Data section:
============================================================

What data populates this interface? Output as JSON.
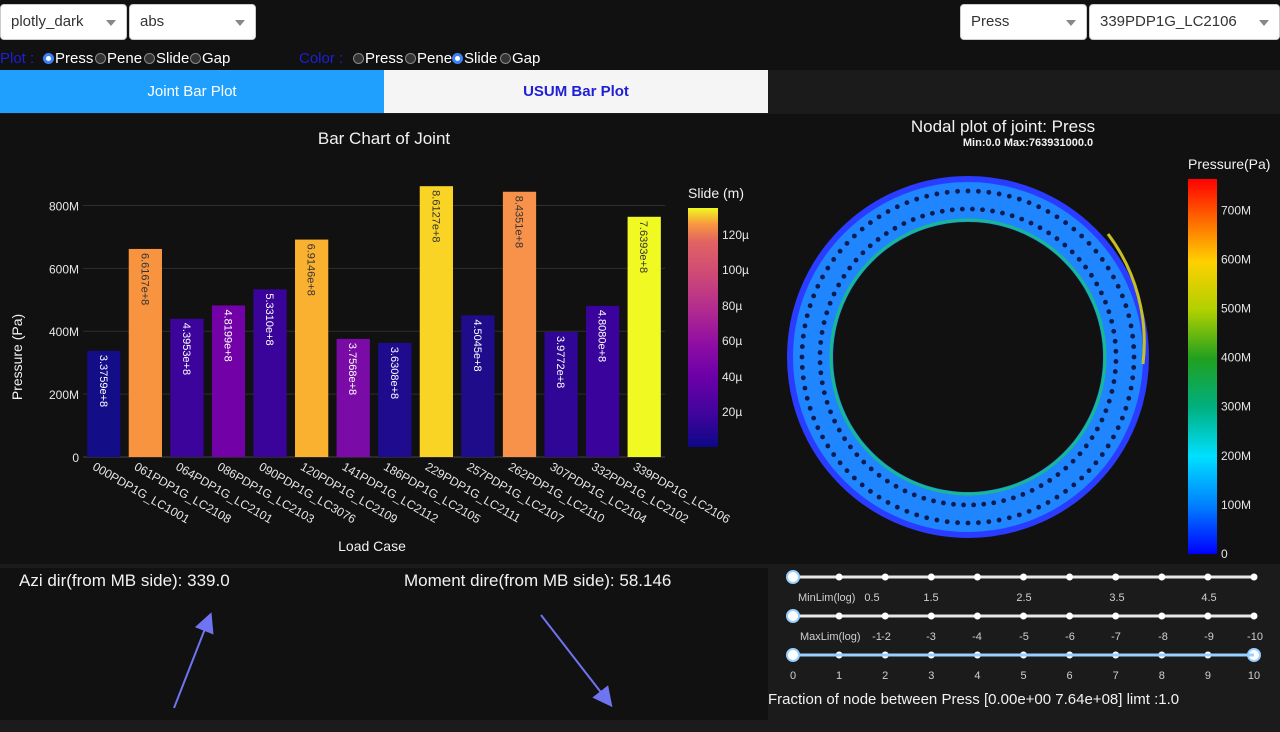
{
  "controls": {
    "theme_select": "plotly_dark",
    "mode_select": "abs",
    "quantity_select": "Press",
    "loadcase_select": "339PDP1G_LC2106"
  },
  "plot_radio": {
    "label": "Plot :",
    "options": [
      "Press",
      "Pene",
      "Slide",
      "Gap"
    ],
    "selected": "Press"
  },
  "color_radio": {
    "label": "Color :",
    "options": [
      "Press",
      "Pene",
      "Slide",
      "Gap"
    ],
    "selected": "Slide"
  },
  "tabs": {
    "joint": "Joint Bar Plot",
    "usum": "USUM Bar Plot"
  },
  "chart_data": [
    {
      "type": "bar",
      "title": "Bar Chart of Joint",
      "xlabel": "Load Case",
      "ylabel": "Pressure (Pa)",
      "ylim": [
        0,
        900000000
      ],
      "yticks": [
        "0",
        "200M",
        "400M",
        "600M",
        "800M"
      ],
      "ytick_values": [
        0,
        200000000,
        400000000,
        600000000,
        800000000
      ],
      "categories": [
        "000PDP1G_LC1001",
        "061PDP1G_LC2108",
        "064PDP1G_LC2101",
        "086PDP1G_LC2103",
        "090PDP1G_LC3076",
        "120PDP1G_LC2109",
        "141PDP1G_LC2112",
        "186PDP1G_LC2105",
        "229PDP1G_LC2111",
        "257PDP1G_LC2107",
        "262PDP1G_LC2110",
        "307PDP1G_LC2104",
        "332PDP1G_LC2102",
        "339PDP1G_LC2106"
      ],
      "values": [
        337590000,
        661670000,
        439530000,
        481990000,
        533100000,
        691460000,
        375680000,
        363080000,
        861270000,
        450450000,
        843510000,
        397720000,
        480800000,
        763930000
      ],
      "data_labels": [
        "3.3759e+8",
        "6.6167e+8",
        "4.3953e+8",
        "4.8199e+8",
        "5.3310e+8",
        "6.9146e+8",
        "3.7568e+8",
        "3.6308e+8",
        "8.6127e+8",
        "4.5045e+8",
        "8.4351e+8",
        "3.9772e+8",
        "4.8080e+8",
        "7.6393e+8"
      ],
      "bar_colors": [
        "#130d87",
        "#f89340",
        "#3c049b",
        "#7201a8",
        "#3a049a",
        "#fbb130",
        "#7a0ba7",
        "#1f0b8e",
        "#f9d424",
        "#1e0c8b",
        "#f8924b",
        "#2f0695",
        "#3a049c",
        "#f0f921"
      ],
      "colorbar": {
        "title": "Slide (m)",
        "ticks": [
          "20µ",
          "40µ",
          "60µ",
          "80µ",
          "100µ",
          "120µ"
        ]
      }
    },
    {
      "type": "heatmap",
      "title": "Nodal plot of joint: Press",
      "subtitle": "Min:0.0 Max:763931000.0",
      "colorbar": {
        "title": "Pressure(Pa)",
        "ticks": [
          "0",
          "100M",
          "200M",
          "300M",
          "400M",
          "500M",
          "600M",
          "700M"
        ]
      }
    }
  ],
  "directions": {
    "azi_label": "Azi dir(from MB side): 339.0",
    "moment_label": "Moment dire(from MB side): 58.146"
  },
  "sliders": {
    "min_label": "MinLim(log)",
    "min_ticks": [
      "0.5",
      "1.5",
      "2.5",
      "3.5",
      "4.5"
    ],
    "max_label": "MaxLim(log)",
    "max_ticks": [
      "-1",
      "-2",
      "-3",
      "-4",
      "-5",
      "-6",
      "-7",
      "-8",
      "-9",
      "-10"
    ],
    "frac_ticks": [
      "0",
      "1",
      "2",
      "3",
      "4",
      "5",
      "6",
      "7",
      "8",
      "9",
      "10"
    ],
    "fraction_text": "Fraction of node between Press [0.00e+00 7.64e+08] limt :1.0"
  },
  "colors": {
    "accent": "#1fa0ff",
    "label_blue": "#1f1fd8",
    "arrow": "#6f74f0"
  }
}
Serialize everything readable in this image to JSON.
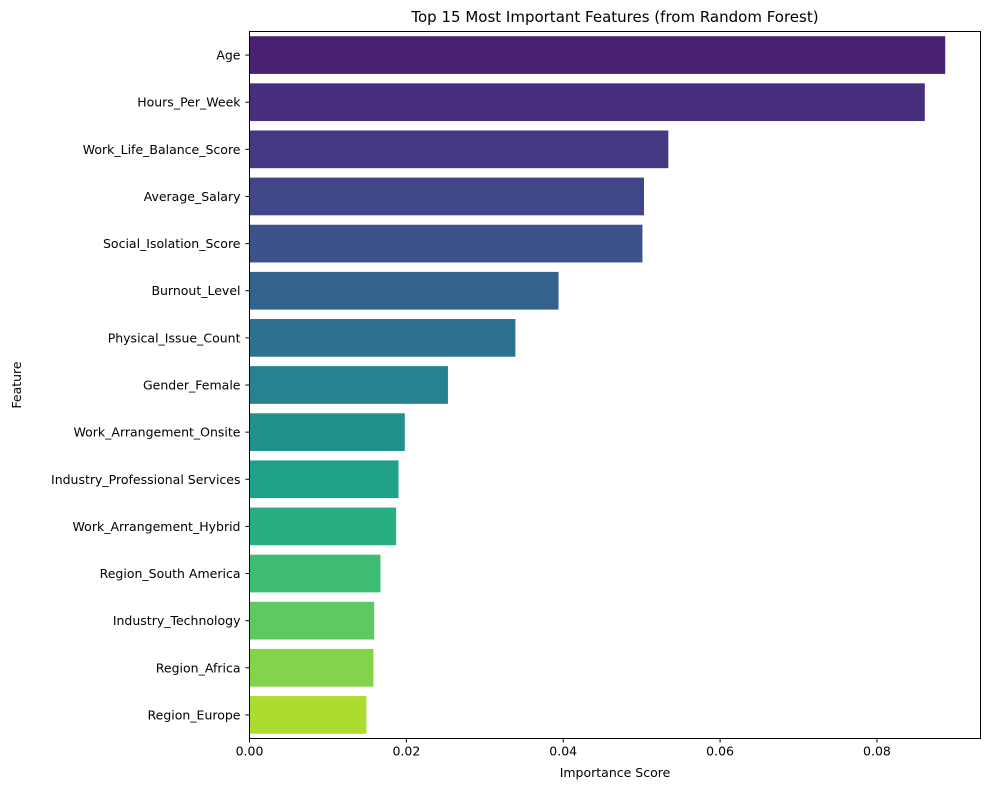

============================================================

What to work on:
Each line holding "side" must be found and copied.

Exercise result:
    "azi_label": "Azi dir(from MB side): 339.0",
    "moment_label": "Moment dire(from MB side): 58.146"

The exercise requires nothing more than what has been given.